/---

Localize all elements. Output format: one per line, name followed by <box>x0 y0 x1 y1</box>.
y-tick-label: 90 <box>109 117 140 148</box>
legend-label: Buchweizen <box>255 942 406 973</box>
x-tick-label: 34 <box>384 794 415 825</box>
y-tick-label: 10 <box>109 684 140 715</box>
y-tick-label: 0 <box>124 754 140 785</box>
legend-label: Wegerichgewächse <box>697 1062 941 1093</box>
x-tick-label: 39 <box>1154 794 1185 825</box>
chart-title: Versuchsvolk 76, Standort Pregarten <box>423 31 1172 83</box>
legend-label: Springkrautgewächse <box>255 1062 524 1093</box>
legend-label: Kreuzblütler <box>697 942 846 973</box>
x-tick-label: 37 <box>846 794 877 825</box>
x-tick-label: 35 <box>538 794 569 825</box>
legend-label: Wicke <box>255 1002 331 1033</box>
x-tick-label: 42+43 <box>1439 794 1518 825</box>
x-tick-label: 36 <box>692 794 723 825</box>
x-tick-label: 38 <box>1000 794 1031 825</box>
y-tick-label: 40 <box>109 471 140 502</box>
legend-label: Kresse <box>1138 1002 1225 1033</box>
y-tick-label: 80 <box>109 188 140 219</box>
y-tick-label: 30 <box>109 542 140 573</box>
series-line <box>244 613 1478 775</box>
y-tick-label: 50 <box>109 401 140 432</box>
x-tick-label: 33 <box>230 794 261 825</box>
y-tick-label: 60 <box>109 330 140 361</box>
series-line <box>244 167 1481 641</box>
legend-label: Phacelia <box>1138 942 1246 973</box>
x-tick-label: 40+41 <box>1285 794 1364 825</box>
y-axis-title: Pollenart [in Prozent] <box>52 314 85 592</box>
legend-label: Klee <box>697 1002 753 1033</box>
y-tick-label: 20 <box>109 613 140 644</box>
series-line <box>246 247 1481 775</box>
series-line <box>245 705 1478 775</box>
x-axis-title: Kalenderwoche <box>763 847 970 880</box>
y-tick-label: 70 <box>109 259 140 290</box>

\---

## [Written instruction]
Revise all the rows above by replacing "legend-label" with "legend-entry" everywhere it occurs, changing nothing else.

## [Task result]
Localize all elements. Output format: one per line, name followed by <box>x0 y0 x1 y1</box>.
y-tick-label: 90 <box>109 117 140 148</box>
legend-entry: Buchweizen <box>255 942 406 973</box>
x-tick-label: 34 <box>384 794 415 825</box>
y-tick-label: 10 <box>109 684 140 715</box>
y-tick-label: 0 <box>124 754 140 785</box>
legend-entry: Wegerichgewächse <box>697 1062 941 1093</box>
x-tick-label: 39 <box>1154 794 1185 825</box>
chart-title: Versuchsvolk 76, Standort Pregarten <box>423 31 1172 83</box>
legend-entry: Springkrautgewächse <box>255 1062 524 1093</box>
legend-entry: Kreuzblütler <box>697 942 846 973</box>
x-tick-label: 37 <box>846 794 877 825</box>
x-tick-label: 35 <box>538 794 569 825</box>
legend-entry: Wicke <box>255 1002 331 1033</box>
x-tick-label: 42+43 <box>1439 794 1518 825</box>
x-tick-label: 36 <box>692 794 723 825</box>
x-tick-label: 38 <box>1000 794 1031 825</box>
y-tick-label: 40 <box>109 471 140 502</box>
legend-entry: Kresse <box>1138 1002 1225 1033</box>
y-tick-label: 80 <box>109 188 140 219</box>
y-tick-label: 30 <box>109 542 140 573</box>
series-line <box>244 613 1478 775</box>
y-tick-label: 50 <box>109 401 140 432</box>
x-tick-label: 33 <box>230 794 261 825</box>
y-tick-label: 60 <box>109 330 140 361</box>
series-line <box>244 167 1481 641</box>
legend-entry: Phacelia <box>1138 942 1246 973</box>
x-tick-label: 40+41 <box>1285 794 1364 825</box>
y-axis-title: Pollenart [in Prozent] <box>52 314 85 592</box>
legend-entry: Klee <box>697 1002 753 1033</box>
y-tick-label: 20 <box>109 613 140 644</box>
series-line <box>246 247 1481 775</box>
series-line <box>245 705 1478 775</box>
x-axis-title: Kalenderwoche <box>763 847 970 880</box>
y-tick-label: 70 <box>109 259 140 290</box>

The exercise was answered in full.